### What is asked
Can you retype every record below exactly as written?

----- Records for the task -----

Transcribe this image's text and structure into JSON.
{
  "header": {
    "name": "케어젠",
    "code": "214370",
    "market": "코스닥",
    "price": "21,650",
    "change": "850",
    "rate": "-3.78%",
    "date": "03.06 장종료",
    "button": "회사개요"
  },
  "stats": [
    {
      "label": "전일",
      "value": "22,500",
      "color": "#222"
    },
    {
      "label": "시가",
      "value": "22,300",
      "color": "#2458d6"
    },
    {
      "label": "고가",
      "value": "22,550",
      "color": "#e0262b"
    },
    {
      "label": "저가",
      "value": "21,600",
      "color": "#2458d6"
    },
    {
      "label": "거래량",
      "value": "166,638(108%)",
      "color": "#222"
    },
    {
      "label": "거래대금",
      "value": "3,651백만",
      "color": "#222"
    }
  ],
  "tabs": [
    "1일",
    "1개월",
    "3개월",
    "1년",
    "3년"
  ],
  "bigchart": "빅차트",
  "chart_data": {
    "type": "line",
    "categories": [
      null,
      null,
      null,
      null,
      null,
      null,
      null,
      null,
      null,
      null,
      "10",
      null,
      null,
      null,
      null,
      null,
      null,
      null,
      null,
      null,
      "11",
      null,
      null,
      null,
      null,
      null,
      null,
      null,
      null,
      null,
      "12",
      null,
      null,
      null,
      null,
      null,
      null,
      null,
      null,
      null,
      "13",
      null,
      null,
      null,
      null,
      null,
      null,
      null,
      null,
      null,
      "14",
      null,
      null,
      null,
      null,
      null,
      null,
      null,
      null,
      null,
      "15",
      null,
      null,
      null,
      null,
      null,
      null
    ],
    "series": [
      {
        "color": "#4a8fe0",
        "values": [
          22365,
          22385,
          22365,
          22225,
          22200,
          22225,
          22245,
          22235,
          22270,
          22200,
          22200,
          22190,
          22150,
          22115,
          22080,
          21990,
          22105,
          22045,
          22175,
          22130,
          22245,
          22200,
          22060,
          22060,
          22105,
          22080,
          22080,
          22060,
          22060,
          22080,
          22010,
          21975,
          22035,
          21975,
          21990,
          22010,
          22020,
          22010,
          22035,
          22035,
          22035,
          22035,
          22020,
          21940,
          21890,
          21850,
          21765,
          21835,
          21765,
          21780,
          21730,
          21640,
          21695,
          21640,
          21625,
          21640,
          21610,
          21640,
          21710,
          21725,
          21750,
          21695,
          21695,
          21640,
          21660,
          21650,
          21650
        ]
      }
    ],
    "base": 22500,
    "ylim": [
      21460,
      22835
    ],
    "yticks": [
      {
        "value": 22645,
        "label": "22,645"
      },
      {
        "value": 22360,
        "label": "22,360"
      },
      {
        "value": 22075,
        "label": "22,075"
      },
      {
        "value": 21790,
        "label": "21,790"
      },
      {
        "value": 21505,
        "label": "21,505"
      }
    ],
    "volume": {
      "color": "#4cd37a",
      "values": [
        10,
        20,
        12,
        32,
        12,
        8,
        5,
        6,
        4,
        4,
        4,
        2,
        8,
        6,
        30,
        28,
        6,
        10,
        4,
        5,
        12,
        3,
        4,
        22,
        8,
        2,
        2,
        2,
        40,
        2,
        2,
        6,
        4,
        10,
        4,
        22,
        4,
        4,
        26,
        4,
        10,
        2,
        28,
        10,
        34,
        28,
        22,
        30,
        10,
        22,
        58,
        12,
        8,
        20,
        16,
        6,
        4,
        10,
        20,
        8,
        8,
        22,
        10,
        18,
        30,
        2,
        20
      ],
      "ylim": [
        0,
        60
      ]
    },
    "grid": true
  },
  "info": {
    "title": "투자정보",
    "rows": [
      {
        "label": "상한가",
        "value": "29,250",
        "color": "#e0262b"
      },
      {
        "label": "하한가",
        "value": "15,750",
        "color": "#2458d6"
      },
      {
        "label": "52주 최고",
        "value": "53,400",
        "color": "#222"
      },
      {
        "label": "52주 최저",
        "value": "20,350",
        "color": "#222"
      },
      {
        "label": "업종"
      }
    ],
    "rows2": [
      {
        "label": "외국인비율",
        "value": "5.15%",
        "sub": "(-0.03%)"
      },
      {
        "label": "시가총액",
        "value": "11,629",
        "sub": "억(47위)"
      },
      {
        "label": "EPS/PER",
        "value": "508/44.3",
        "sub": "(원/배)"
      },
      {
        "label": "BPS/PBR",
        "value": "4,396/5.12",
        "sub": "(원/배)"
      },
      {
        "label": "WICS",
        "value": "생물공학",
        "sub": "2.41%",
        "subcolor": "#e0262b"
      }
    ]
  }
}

-----

### Full solution
Transcribe this image's text and structure into JSON.
{
  "header": {
    "name": "케어젠",
    "code": "214370",
    "market": "코스닥",
    "price": "21,650",
    "change": "850",
    "rate": "-3.78%",
    "date": "03.06 장종료",
    "button": "회사개요"
  },
  "stats": [
    {
      "label": "전일",
      "value": "22,500",
      "color": "#222"
    },
    {
      "label": "시가",
      "value": "22,300",
      "color": "#2458d6"
    },
    {
      "label": "고가",
      "value": "22,550",
      "color": "#e0262b"
    },
    {
      "label": "저가",
      "value": "21,600",
      "color": "#2458d6"
    },
    {
      "label": "거래량",
      "value": "166,638(108%)",
      "color": "#222"
    },
    {
      "label": "거래대금",
      "value": "3,651백만",
      "color": "#222"
    }
  ],
  "tabs": [
    "1일",
    "1개월",
    "3개월",
    "1년",
    "3년"
  ],
  "bigchart": "빅차트",
  "chart_data": {
    "type": "line",
    "categories": [
      null,
      null,
      null,
      null,
      null,
      null,
      null,
      null,
      null,
      null,
      "10",
      null,
      null,
      null,
      null,
      null,
      null,
      null,
      null,
      null,
      "11",
      null,
      null,
      null,
      null,
      null,
      null,
      null,
      null,
      null,
      "12",
      null,
      null,
      null,
      null,
      null,
      null,
      null,
      null,
      null,
      "13",
      null,
      null,
      null,
      null,
      null,
      null,
      null,
      null,
      null,
      "14",
      null,
      null,
      null,
      null,
      null,
      null,
      null,
      null,
      null,
      "15",
      null,
      null,
      null,
      null,
      null,
      null
    ],
    "series": [
      {
        "color": "#4a8fe0",
        "values": [
          22365,
          22385,
          22365,
          22225,
          22200,
          22225,
          22245,
          22235,
          22270,
          22200,
          22200,
          22190,
          22150,
          22115,
          22080,
          21990,
          22105,
          22045,
          22175,
          22130,
          22245,
          22200,
          22060,
          22060,
          22105,
          22080,
          22080,
          22060,
          22060,
          22080,
          22010,
          21975,
          22035,
          21975,
          21990,
          22010,
          22020,
          22010,
          22035,
          22035,
          22035,
          22035,
          22020,
          21940,
          21890,
          21850,
          21765,
          21835,
          21765,
          21780,
          21730,
          21640,
          21695,
          21640,
          21625,
          21640,
          21610,
          21640,
          21710,
          21725,
          21750,
          21695,
          21695,
          21640,
          21660,
          21650,
          21650
        ]
      }
    ],
    "base": 22500,
    "ylim": [
      21460,
      22835
    ],
    "yticks": [
      {
        "value": 22645,
        "label": "22,645"
      },
      {
        "value": 22360,
        "label": "22,360"
      },
      {
        "value": 22075,
        "label": "22,075"
      },
      {
        "value": 21790,
        "label": "21,790"
      },
      {
        "value": 21505,
        "label": "21,505"
      }
    ],
    "volume": {
      "color": "#4cd37a",
      "values": [
        10,
        20,
        12,
        32,
        12,
        8,
        5,
        6,
        4,
        4,
        4,
        2,
        8,
        6,
        30,
        28,
        6,
        10,
        4,
        5,
        12,
        3,
        4,
        22,
        8,
        2,
        2,
        2,
        40,
        2,
        2,
        6,
        4,
        10,
        4,
        22,
        4,
        4,
        26,
        4,
        10,
        2,
        28,
        10,
        34,
        28,
        22,
        30,
        10,
        22,
        58,
        12,
        8,
        20,
        16,
        6,
        4,
        10,
        20,
        8,
        8,
        22,
        10,
        18,
        30,
        2,
        20
      ],
      "ylim": [
        0,
        60
      ]
    },
    "grid": true
  },
  "info": {
    "title": "투자정보",
    "rows": [
      {
        "label": "상한가",
        "value": "29,250",
        "color": "#e0262b"
      },
      {
        "label": "하한가",
        "value": "15,750",
        "color": "#2458d6"
      },
      {
        "label": "52주 최고",
        "value": "53,400",
        "color": "#222"
      },
      {
        "label": "52주 최저",
        "value": "20,350",
        "color": "#222"
      },
      {
        "label": "업종"
      }
    ],
    "rows2": [
      {
        "label": "외국인비율",
        "value": "5.15%",
        "sub": "(-0.03%)"
      },
      {
        "label": "시가총액",
        "value": "11,629",
        "sub": "억(47위)"
      },
      {
        "label": "EPS/PER",
        "value": "508/44.3",
        "sub": "(원/배)"
      },
      {
        "label": "BPS/PBR",
        "value": "4,396/5.12",
        "sub": "(원/배)"
      },
      {
        "label": "WICS",
        "value": "생물공학",
        "sub": "2.41%",
        "subcolor": "#e0262b"
      }
    ]
  }
}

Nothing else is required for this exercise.